Textabschnitt
Erdoğan kündigt Verlängerung von Getreideabkommen mit der Ukraine an

Der türkische Präsident Recep Tayyip Erdoğan hat am Samstag die Verlängerung des Getreideabkommens verkündet, das der Ukraine nach dem Beginn des russischen Angriffskriegs die Wiederaufnahme ihrer Getreideexporte ermöglichte. Unklar war jedoch der Zeitrahmen der Verlängerung: Russland erklärte, es habe einer Verlängerung um 60 Tage zugestimmt, während der ukrainische Infrastrukturminister von 120 Tagen sprach.

„Nach Gesprächen mit beiden Seiten haben wir die Verlängerung des Abkommens, das am 19. März auslaufen sollte, zugesichert“, sagte der türkische Staatschef Erdoğan in einer Fernsehansprache nur wenige Stunden vor dem Auslaufen des Abkommens. Auch der Sprecher von UN-Generalsekretär António Guterres, Stéphane Dujarric, bestätigte die Verlängerung. Doch weder die Türkei noch die Vereinten Nationen machten Angaben zum Zeitrahmen.

Das Abkommen sei „von entscheidender Bedeutung für die weltweite Nahrungsmittelversorgung“, sagte Erdoğan nach dem Abschluss der wochenlangen Verhandlungen. Er dankte Russland und der Ukraine, „die keine Mühen gescheut haben, um eine weitere Verlängerung des Abkommens zu erreichen“. Zuvor hatte Ankara erklärt, dass es auf eine Verlängerung um 120 Tage hoffe.

Aufgaben
1) Beantworte drei Fragen zum Textabschnitt über das Getreideabkommen:
(a) Welcher Verlängerung hat Russland nach eigener Erklärung zugestimmt?
(b) An welchem Tag sollte das Abkommen laut Erdoğan auslaufen?
(c) Auf welche Verlängerungsdauer hatte Ankara zuvor gehofft?
2) Gib die Zeilen der Eingabedaten als JSON-Liste von Strings wieder, beginnend mit der Zeile mit „cable-sensor-number: 7 : (540, 237, 559, 254)“ und weiter bis einschließlich der Zeile mit „cable-sensor-number: 1 : (710, 380, 729, 396)“.
Textabschnitt und Zeilen hängen inhaltlich nicht zusammen.

Bildbasierte Layout-Einträge:

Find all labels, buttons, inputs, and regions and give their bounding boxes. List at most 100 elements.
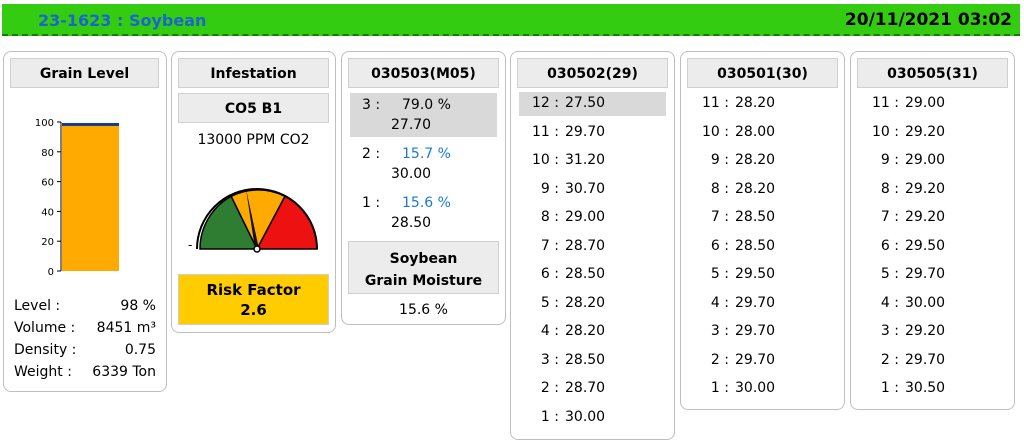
cable-sensor-number: 7 : (540, 237, 559, 254)
cable-sensor-value: 29.70 (735, 323, 776, 339)
cable-sensor-number: 8 : (540, 209, 559, 225)
grain-stat-label: Level : (14, 298, 61, 314)
gauge-minus-label: - (188, 238, 192, 252)
cable-sensor-number: 1 : (710, 380, 729, 396)
cable-sensor-value: 29.00 (905, 152, 946, 168)
cable-sensor-row: 5 : 29.50 (689, 263, 836, 287)
cable-sensor-value: 28.50 (565, 351, 606, 368)
moisture-row-humidity: 15.7 % (402, 146, 451, 162)
cable-sensor-number: 2 : (540, 380, 559, 396)
cable-sensor-value: 29.20 (905, 180, 946, 197)
cable-sensor-value: 28.20 (565, 323, 606, 339)
moisture-row-temperature: 27.70 (391, 117, 432, 133)
silo-title[interactable]: 23-1623 : Soybean (38, 11, 206, 30)
cable-sensor-value: 30.00 (905, 294, 946, 311)
cable-sensor-value: 29.70 (735, 294, 776, 311)
cable-sensor-number: 11 : (532, 123, 559, 140)
cable-sensor-number: 11 : (702, 95, 729, 111)
cable-sensor-value: 30.00 (565, 408, 606, 425)
cable-sensor-value: 29.70 (565, 123, 606, 140)
cable-sensor-value: 29.70 (905, 351, 946, 368)
moisture-row-temperature: 30.00 (391, 166, 432, 182)
cable-sensor-value: 28.70 (565, 237, 606, 254)
cable-sensor-number: 5 : (710, 266, 729, 282)
gauge-pivot (253, 245, 261, 253)
cable-panel-030502: 030502(29) 12 : 27.50 11 : 29.70 10 : 31.20 9 :… (510, 51, 675, 440)
moisture-row-number: 3 : (362, 97, 381, 113)
top-bar: 23-1623 : Soybean 20/11/2021 03:02 (2, 4, 1020, 36)
cable-sensor-value: 28.70 (565, 380, 606, 396)
cable-sensor-row: 9 : 28.20 (689, 149, 836, 173)
moisture-row: 1 : 15.6 % 28.50 (350, 191, 497, 235)
moisture-row-temperature: 28.50 (391, 215, 432, 231)
cable-sensor-number: 2 : (710, 351, 729, 368)
cable-sensor-row: 2 : 29.70 (859, 349, 1006, 373)
cable-sensor-number: 3 : (540, 351, 559, 368)
cable-sensor-value: 28.00 (735, 123, 776, 140)
cable-sensor-value: 31.20 (565, 152, 606, 168)
cable-sensor-number: 1 : (880, 380, 899, 396)
cable-sensor-number: 12 : (532, 95, 559, 111)
cable-sensor-number: 6 : (710, 237, 729, 254)
cable-sensor-number: 10 : (702, 123, 729, 140)
infestation-sensor: CO5 B1 (178, 93, 329, 123)
moisture-row-number: 1 : (362, 195, 381, 211)
risk-factor-value: 2.6 (240, 301, 267, 319)
cable-sensor-row: 1 : 30.00 (689, 377, 836, 401)
cable-sensor-row: 8 : 29.00 (519, 206, 666, 230)
cable-sensor-row: 9 : 29.00 (859, 149, 1006, 173)
grain-moisture-header: Soybean Grain Moisture (348, 241, 499, 294)
cable-sensor-row: 7 : 28.70 (519, 235, 666, 259)
cable-sensor-number: 1 : (540, 408, 559, 425)
cable-sensor-row: 1 : 30.50 (859, 377, 1006, 401)
cable-sensor-row: 4 : 30.00 (859, 292, 1006, 316)
cable-sensor-value: 29.70 (735, 351, 776, 368)
cable-sensor-row: 6 : 28.50 (689, 235, 836, 259)
cable-sensor-number: 5 : (540, 294, 559, 311)
cable-sensor-number: 11 : (872, 95, 899, 111)
cable-sensor-row: 2 : 28.70 (519, 377, 666, 401)
infestation-panel: Infestation CO5 B1 13000 PPM CO2 - Risk … (171, 51, 336, 333)
grain-stat-value: 0.75 (124, 342, 156, 358)
cable-sensor-row: 3 : 28.50 (519, 349, 666, 373)
cable-sensor-row: 12 : 27.50 (519, 92, 666, 116)
cable-sensor-value: 28.50 (735, 237, 776, 254)
ppm-reading: 13000 PPM CO2 (197, 132, 310, 148)
cable-sensor-row: 7 : 28.50 (689, 206, 836, 230)
grain-moisture-value: 15.6 % (399, 302, 448, 318)
cable-sensor-value: 28.20 (565, 294, 606, 311)
moisture-row: 3 : 79.0 % 27.70 (350, 93, 497, 137)
cable-sensor-number: 9 : (880, 152, 899, 168)
cable-sensor-number: 10 : (532, 152, 559, 168)
grain-level-header: Grain Level (10, 58, 159, 88)
cable-sensor-value: 29.50 (905, 237, 946, 254)
cable-sensor-number: 2 : (880, 351, 899, 368)
cable-sensor-row: 9 : 30.70 (519, 178, 666, 202)
cable-header: 030505(31) (857, 58, 1008, 88)
cable-sensor-row: 5 : 28.20 (519, 292, 666, 316)
grain-stat-label: Weight : (14, 364, 72, 380)
cable-sensor-row: 11 : 29.00 (859, 92, 1006, 116)
moisture-row: 2 : 15.7 % 30.00 (350, 142, 497, 186)
cable-sensor-number: 6 : (540, 266, 559, 282)
cable-sensor-value: 29.00 (565, 209, 606, 225)
grain-level-bar (62, 124, 119, 271)
cable-sensor-number: 9 : (540, 180, 559, 197)
datetime: 20/11/2021 03:02 (844, 10, 1012, 30)
cable-sensor-number: 9 : (710, 152, 729, 168)
grain-type-label: Soybean (389, 251, 458, 267)
cable-sensor-number: 6 : (880, 237, 899, 254)
grain-level-tick-label: 20 (41, 237, 54, 248)
cable-sensor-number: 8 : (880, 180, 899, 197)
grain-stat-label: Density : (14, 342, 77, 358)
cable-sensor-row: 10 : 29.20 (859, 121, 1006, 145)
cable-sensor-number: 4 : (540, 323, 559, 339)
grain-stat-value: 8451 m³ (96, 320, 156, 336)
cable-panel-030501: 030501(30) 11 : 28.20 10 : 28.00 9 : 28.20 8 : 2… (680, 51, 845, 410)
cable-sensor-row: 5 : 29.70 (859, 263, 1006, 287)
risk-factor-box: Risk Factor 2.6 (178, 274, 329, 325)
cable-sensor-value: 28.20 (735, 152, 776, 168)
cable-sensor-value: 29.00 (905, 95, 946, 111)
grain-level-tick-label: 100 (35, 118, 54, 129)
cable-sensor-value: 28.50 (735, 209, 776, 225)
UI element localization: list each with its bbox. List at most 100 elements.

Lösungen
1)
(a) Einer Verlängerung um 60 Tage.
(b) Am 19. März.
(c) Auf 120 Tage.

2)
[
  "cable-sensor-number: 7 : (540, 237, 559, 254)",
  "cable-sensor-value: 29.70 (735, 323, 776, 339)",
  "cable-sensor-number: 8 : (540, 209, 559, 225)",
  "grain-stat-label: Level : (14, 298, 61, 314)",
  "gauge-minus-label: - (188, 238, 192, 252)",
  "cable-sensor-number: 1 : (710, 380, 729, 396)"
]